Data entries:
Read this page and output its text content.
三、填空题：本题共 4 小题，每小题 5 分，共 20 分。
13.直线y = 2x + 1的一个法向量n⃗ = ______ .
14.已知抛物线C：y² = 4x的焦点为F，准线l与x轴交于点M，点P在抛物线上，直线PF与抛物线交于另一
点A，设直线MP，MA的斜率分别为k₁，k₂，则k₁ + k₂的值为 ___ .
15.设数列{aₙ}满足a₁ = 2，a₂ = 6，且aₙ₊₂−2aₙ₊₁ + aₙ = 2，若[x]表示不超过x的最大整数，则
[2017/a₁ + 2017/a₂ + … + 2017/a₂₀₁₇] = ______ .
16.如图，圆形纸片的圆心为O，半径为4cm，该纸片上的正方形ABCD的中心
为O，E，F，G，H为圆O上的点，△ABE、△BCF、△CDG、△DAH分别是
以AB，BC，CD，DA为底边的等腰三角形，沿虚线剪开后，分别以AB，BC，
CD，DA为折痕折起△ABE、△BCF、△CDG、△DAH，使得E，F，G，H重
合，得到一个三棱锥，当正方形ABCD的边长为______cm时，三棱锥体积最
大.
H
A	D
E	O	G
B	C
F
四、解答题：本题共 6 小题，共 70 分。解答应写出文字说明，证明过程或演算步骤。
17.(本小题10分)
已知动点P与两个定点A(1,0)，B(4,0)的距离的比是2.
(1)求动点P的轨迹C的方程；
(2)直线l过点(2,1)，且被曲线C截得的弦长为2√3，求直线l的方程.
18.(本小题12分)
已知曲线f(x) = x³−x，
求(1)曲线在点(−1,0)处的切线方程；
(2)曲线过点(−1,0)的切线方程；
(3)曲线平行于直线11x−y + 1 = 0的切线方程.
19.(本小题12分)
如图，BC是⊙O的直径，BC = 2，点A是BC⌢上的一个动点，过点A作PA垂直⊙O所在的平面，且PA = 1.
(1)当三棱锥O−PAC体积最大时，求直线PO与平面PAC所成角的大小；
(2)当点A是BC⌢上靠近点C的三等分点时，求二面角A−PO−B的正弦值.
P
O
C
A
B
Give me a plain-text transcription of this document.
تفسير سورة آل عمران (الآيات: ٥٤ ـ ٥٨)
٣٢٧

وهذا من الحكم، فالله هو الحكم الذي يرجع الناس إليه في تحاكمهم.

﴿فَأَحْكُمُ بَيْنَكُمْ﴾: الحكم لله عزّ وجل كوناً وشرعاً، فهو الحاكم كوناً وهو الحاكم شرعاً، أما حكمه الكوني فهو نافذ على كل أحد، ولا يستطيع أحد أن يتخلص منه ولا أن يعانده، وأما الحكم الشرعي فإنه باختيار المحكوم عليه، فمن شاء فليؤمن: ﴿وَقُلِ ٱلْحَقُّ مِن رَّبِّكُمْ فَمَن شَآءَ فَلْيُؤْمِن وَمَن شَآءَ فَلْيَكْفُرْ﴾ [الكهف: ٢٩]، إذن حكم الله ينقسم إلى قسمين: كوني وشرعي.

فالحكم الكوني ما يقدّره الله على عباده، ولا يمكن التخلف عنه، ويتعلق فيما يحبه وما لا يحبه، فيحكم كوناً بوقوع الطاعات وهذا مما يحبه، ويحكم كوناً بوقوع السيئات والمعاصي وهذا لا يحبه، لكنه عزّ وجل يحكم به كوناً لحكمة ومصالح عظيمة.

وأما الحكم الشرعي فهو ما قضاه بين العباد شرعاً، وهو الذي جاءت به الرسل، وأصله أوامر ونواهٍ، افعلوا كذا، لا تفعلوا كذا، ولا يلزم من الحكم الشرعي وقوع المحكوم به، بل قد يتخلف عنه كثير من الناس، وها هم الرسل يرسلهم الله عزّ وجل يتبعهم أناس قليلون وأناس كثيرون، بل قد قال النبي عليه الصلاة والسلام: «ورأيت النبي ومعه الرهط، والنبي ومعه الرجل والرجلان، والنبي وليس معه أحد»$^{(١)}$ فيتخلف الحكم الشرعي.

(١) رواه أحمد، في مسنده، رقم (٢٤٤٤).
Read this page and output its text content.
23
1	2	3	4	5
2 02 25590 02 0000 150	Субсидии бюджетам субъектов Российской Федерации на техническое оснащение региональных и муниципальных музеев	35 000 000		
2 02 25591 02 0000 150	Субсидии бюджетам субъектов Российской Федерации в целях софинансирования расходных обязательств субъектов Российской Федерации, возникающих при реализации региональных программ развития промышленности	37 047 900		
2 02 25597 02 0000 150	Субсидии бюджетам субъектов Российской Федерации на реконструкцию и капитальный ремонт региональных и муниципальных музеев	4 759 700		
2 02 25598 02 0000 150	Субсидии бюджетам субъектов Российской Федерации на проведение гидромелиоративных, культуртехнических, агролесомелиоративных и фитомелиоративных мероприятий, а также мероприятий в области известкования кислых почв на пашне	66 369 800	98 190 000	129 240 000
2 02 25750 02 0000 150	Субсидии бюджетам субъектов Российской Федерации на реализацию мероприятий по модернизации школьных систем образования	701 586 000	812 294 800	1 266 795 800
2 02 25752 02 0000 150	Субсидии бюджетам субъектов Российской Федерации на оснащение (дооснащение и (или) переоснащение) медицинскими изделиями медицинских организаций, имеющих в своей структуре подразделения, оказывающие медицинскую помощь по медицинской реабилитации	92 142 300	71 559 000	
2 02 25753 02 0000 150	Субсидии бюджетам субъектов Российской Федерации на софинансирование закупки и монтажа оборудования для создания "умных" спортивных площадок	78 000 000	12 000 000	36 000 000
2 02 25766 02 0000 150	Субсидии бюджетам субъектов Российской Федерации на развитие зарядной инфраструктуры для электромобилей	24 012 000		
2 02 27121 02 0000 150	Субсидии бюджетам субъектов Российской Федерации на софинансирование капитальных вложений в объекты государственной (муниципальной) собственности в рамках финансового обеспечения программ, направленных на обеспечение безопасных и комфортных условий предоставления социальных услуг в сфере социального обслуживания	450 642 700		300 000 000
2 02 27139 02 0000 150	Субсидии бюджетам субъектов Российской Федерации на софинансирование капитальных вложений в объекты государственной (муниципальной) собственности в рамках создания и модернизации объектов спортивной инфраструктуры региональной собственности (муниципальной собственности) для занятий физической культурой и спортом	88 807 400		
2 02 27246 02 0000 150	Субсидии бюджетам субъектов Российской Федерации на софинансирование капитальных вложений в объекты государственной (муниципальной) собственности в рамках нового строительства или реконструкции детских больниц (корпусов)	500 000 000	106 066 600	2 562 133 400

→ **Task details**
Go through the listing above and list every line that has the word "рамках".

→ **Solution for this problem**
2 02 27121 02 0000 150	Субсидии бюджетам субъектов Российской Федерации на софинансирование капитальных вложений в объекты государственной (муниципальной) собственности в рамках финансового обеспечения программ, направленных на обеспечение безопасных и комфортных условий предоставления социальных услуг в сфере социального обслуживания	450 642 700		300 000 000
2 02 27139 02 0000 150	Субсидии бюджетам субъектов Российской Федерации на софинансирование капитальных вложений в объекты государственной (муниципальной) собственности в рамках создания и модернизации объектов спортивной инфраструктуры региональной собственности (муниципальной собственности) для занятий физической культурой и спортом	88 807 400		
2 02 27246 02 0000 150	Субсидии бюджетам субъектов Российской Федерации на софинансирование капитальных вложений в объекты государственной (муниципальной) собственности в рамках нового строительства или реконструкции детских больниц (корпусов)	500 000 000	106 066 600	2 562 133 400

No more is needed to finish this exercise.